*Problem to work on:* Sift the listing for lines that hold the string "Output" and pull them out.

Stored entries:
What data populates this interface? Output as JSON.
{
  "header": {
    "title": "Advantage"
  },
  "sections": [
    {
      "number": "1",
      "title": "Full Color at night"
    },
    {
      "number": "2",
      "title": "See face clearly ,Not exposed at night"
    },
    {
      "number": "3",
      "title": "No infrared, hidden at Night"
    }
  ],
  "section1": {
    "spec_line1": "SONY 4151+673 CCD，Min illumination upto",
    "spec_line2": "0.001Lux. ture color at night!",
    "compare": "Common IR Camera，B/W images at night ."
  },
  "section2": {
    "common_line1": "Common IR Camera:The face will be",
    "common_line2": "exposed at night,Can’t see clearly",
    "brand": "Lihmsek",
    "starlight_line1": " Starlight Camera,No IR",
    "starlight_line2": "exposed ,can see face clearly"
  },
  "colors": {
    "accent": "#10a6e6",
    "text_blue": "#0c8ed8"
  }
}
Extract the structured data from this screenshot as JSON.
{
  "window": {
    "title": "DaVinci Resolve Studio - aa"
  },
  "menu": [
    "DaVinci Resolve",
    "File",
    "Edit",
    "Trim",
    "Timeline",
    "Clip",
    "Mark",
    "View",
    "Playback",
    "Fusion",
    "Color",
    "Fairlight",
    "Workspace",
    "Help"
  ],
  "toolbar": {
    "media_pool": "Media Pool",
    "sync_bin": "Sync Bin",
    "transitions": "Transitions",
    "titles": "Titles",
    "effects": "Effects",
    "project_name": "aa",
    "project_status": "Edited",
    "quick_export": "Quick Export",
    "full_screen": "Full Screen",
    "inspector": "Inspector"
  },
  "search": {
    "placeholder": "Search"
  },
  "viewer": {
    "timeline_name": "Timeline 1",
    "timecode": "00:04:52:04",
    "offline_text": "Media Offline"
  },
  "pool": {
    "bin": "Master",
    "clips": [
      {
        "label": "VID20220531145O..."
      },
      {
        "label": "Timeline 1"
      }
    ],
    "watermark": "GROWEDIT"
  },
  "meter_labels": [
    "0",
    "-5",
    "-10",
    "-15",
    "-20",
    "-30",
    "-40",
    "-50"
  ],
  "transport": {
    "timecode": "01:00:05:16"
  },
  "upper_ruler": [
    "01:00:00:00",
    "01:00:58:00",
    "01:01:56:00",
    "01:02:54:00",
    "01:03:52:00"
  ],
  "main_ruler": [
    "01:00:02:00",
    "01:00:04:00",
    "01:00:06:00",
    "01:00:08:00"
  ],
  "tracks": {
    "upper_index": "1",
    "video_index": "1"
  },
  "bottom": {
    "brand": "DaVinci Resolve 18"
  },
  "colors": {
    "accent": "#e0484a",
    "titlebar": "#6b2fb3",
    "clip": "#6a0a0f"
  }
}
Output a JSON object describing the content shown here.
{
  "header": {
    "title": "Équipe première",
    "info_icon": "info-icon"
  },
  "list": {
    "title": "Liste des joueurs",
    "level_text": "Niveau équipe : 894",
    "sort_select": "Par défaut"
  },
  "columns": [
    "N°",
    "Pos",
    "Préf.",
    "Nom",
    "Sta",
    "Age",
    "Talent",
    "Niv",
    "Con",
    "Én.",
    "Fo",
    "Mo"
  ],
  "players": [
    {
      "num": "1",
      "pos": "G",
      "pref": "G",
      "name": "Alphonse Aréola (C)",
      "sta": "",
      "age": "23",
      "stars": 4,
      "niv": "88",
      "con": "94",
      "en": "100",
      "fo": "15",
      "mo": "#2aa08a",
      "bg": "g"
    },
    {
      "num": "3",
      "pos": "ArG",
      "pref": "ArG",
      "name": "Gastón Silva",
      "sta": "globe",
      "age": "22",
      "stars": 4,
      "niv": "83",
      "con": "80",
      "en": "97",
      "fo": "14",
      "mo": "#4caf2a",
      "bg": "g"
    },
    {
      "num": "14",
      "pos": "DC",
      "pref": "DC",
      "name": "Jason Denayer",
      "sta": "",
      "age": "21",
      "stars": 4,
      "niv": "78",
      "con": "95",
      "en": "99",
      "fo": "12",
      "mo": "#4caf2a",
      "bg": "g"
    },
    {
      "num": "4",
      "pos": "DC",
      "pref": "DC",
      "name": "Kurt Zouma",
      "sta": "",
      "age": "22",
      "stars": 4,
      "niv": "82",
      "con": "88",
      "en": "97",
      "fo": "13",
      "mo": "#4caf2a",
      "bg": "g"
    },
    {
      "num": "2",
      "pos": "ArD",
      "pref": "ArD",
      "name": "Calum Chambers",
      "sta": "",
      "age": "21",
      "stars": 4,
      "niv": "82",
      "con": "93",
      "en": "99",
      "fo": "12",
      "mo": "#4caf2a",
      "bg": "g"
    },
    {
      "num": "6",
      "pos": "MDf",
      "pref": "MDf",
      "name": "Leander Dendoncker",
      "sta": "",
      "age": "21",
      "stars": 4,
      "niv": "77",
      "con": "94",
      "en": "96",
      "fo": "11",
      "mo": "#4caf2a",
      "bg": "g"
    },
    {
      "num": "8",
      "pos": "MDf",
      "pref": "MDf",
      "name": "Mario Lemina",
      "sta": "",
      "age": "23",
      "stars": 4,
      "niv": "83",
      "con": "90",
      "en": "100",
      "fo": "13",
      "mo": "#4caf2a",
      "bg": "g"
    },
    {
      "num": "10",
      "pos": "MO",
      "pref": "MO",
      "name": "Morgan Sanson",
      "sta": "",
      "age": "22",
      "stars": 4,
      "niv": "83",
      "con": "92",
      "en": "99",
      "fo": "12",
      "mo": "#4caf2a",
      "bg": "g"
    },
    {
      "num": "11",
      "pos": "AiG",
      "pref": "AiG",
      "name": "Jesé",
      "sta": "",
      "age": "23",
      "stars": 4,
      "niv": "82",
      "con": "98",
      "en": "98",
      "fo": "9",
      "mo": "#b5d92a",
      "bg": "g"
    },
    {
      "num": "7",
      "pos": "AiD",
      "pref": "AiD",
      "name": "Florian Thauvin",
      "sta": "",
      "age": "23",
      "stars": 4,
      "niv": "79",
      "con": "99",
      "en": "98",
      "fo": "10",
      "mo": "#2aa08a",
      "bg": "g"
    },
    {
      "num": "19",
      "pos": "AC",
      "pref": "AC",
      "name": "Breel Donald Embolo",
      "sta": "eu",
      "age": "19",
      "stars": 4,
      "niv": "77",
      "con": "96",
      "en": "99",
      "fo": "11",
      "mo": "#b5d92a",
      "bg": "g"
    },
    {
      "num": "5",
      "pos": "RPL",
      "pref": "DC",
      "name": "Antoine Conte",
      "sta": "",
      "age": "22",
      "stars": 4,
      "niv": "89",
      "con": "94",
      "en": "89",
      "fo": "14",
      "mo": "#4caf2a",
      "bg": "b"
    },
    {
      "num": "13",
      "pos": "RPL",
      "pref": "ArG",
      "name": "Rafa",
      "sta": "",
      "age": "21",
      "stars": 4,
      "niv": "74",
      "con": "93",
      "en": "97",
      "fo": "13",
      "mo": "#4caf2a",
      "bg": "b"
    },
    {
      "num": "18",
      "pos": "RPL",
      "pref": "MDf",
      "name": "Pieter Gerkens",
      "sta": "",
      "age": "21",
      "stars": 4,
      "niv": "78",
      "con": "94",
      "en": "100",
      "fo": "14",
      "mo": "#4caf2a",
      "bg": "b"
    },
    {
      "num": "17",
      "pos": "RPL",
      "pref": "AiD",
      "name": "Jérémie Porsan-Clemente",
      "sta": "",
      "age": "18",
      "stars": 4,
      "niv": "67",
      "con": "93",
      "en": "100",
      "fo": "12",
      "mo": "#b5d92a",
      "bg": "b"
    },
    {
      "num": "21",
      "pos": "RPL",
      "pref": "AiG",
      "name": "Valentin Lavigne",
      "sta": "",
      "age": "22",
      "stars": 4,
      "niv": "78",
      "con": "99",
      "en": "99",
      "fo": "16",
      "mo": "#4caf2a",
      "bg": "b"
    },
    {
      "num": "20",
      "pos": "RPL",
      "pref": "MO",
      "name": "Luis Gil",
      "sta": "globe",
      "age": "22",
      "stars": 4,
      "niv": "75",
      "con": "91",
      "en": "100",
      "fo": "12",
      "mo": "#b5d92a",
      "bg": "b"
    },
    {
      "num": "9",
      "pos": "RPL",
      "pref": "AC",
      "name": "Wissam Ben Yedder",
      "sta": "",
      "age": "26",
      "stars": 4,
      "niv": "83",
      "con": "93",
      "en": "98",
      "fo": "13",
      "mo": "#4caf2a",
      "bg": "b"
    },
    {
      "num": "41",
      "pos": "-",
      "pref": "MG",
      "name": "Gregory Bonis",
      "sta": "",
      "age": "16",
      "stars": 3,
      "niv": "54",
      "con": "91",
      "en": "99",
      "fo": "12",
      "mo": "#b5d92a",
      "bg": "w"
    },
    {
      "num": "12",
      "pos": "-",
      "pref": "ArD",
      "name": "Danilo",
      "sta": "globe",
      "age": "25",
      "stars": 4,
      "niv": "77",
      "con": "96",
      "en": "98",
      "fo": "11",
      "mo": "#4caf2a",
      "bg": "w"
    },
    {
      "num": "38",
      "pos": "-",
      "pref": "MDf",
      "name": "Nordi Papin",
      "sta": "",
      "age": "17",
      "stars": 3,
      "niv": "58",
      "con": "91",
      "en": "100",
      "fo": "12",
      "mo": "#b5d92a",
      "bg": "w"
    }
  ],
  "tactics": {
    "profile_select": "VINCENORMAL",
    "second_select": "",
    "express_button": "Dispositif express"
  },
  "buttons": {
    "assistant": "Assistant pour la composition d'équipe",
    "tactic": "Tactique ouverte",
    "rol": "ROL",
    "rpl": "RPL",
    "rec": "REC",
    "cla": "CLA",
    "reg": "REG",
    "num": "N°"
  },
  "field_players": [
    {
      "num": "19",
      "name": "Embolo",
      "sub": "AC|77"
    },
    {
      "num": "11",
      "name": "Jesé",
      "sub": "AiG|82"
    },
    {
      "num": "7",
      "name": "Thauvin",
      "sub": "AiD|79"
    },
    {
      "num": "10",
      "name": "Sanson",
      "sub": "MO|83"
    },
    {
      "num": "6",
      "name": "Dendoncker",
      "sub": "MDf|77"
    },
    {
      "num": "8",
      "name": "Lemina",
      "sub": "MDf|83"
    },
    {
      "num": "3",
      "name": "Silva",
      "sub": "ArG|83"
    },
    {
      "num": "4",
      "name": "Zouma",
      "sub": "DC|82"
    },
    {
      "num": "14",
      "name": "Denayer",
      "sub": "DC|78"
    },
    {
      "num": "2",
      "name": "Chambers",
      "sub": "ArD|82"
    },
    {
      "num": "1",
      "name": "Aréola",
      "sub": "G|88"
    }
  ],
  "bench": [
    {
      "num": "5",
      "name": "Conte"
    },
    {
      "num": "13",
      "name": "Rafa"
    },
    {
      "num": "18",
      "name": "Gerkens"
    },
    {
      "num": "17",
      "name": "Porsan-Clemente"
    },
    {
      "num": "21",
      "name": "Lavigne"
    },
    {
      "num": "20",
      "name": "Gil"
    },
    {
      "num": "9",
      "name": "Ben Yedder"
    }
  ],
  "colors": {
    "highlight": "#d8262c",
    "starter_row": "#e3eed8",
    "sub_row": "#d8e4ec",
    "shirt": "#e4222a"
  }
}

*Result below:*
What data populates this interface? Output as JSON.
Output a JSON object describing the content shown here.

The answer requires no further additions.